- _Objective_: Locate the word "IN端口" in the material, then show every line that holds it.

- _Dataset records_:
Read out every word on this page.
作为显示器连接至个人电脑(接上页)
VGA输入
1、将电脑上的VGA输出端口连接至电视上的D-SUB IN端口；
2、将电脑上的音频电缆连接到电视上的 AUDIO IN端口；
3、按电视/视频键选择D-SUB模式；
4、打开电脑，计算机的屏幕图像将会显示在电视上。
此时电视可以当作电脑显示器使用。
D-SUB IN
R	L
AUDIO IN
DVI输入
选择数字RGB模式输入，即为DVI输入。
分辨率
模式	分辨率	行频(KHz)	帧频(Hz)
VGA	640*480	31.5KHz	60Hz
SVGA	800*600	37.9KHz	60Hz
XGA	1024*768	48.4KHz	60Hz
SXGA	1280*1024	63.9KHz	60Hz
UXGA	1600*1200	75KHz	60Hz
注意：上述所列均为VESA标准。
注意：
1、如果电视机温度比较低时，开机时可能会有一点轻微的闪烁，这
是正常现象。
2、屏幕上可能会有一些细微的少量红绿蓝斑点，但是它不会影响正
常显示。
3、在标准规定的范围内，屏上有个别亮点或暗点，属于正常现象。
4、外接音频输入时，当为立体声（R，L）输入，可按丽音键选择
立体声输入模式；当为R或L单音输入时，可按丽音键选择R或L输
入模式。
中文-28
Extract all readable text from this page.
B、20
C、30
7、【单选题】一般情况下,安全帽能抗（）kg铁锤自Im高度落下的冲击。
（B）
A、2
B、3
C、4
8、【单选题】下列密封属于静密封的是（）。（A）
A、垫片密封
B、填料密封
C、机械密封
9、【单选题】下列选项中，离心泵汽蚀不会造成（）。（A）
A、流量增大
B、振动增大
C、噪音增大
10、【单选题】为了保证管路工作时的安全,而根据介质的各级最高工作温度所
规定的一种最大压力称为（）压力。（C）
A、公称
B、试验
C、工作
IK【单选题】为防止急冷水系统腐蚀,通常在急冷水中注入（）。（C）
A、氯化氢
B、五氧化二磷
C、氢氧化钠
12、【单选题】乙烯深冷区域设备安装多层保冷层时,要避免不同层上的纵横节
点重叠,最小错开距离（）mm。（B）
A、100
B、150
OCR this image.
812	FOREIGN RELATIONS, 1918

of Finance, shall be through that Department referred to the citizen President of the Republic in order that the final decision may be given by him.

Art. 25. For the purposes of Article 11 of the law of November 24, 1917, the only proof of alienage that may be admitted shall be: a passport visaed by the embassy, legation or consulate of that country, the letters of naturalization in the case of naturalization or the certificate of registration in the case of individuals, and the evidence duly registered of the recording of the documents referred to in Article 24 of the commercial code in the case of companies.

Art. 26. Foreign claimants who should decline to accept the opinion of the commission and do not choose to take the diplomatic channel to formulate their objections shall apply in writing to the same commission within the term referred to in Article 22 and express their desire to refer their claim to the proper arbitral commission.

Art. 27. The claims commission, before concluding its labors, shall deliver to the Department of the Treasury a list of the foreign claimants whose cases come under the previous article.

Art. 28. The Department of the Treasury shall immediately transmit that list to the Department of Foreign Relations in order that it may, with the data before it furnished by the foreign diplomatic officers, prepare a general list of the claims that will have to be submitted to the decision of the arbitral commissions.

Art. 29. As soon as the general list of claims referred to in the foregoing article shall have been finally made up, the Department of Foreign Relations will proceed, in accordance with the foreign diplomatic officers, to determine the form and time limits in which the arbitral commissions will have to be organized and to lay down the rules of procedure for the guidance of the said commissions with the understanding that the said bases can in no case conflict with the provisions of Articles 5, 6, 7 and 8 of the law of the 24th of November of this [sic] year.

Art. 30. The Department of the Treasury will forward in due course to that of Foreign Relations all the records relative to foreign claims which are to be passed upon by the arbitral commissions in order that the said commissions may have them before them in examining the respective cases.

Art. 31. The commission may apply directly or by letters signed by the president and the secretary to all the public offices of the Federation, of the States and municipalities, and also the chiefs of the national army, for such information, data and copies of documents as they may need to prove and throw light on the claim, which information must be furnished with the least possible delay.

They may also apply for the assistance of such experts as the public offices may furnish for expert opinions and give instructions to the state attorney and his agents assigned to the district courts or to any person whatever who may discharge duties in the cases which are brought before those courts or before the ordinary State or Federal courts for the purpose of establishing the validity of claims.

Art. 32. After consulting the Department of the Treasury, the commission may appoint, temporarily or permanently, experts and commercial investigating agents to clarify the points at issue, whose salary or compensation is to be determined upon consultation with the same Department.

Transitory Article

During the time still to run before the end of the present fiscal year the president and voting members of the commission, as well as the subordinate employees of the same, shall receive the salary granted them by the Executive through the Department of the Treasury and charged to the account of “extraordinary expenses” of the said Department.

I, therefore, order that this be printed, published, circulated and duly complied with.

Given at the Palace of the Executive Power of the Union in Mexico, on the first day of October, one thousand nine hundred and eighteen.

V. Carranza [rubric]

- _Finished task_:
1、将电脑上的VGA输出端口连接至电视上的D-SUB IN端口；
2、将电脑上的音频电缆连接到电视上的 AUDIO IN端口；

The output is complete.